WHAT YOU NEED TO DO>
Count the lines below that include the word "tubuh" and write that number alone.

INPUT FOR THIS TASK>
■ ■ ■ ■

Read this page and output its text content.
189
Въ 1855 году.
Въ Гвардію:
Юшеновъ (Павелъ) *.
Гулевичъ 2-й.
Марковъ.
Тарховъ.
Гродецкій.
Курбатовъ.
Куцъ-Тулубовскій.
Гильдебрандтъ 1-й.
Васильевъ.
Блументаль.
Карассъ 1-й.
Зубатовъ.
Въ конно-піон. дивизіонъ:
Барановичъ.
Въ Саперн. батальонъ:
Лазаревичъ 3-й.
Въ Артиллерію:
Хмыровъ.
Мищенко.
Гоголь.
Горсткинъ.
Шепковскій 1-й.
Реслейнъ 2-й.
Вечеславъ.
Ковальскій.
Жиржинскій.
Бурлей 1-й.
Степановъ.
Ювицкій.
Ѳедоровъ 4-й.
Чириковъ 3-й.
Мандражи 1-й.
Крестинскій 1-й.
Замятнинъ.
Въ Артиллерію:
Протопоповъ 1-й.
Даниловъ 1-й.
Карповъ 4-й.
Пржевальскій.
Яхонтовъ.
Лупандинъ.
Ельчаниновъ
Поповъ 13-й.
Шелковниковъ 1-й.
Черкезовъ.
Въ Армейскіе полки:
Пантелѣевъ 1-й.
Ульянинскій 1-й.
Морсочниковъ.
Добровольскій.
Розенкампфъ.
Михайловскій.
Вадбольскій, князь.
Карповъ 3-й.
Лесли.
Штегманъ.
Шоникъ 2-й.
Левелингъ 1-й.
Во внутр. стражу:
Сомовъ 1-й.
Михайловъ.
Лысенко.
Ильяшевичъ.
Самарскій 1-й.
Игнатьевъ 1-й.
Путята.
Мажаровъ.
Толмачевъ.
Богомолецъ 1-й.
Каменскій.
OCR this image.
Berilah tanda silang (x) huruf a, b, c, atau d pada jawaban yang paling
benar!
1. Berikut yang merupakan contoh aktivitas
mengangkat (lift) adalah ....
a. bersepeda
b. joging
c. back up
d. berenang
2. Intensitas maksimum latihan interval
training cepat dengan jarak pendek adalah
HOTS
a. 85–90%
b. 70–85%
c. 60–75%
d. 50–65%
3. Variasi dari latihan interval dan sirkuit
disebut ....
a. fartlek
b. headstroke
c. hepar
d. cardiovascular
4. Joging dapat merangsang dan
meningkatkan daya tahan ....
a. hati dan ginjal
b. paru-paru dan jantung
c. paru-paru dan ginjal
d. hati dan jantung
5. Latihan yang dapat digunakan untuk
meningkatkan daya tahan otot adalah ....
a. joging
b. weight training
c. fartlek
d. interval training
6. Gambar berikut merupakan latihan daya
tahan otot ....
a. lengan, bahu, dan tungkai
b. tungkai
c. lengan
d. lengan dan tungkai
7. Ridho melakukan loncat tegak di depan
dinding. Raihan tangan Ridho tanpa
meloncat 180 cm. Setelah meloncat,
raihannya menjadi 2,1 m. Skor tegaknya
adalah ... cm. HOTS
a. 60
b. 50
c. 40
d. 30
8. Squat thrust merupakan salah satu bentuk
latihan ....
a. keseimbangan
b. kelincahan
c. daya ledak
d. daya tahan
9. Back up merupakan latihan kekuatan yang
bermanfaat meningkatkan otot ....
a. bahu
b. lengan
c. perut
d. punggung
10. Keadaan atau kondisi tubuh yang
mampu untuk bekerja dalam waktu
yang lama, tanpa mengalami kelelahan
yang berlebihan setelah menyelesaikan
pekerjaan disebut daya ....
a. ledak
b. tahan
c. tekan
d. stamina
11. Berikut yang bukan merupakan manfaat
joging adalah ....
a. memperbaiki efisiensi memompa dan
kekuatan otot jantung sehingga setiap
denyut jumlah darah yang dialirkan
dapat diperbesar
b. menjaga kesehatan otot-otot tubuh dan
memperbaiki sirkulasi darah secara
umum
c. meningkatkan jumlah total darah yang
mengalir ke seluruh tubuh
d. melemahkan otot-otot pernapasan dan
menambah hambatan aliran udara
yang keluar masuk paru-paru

■ ■ ■ ■

TASK OUTPUT>
3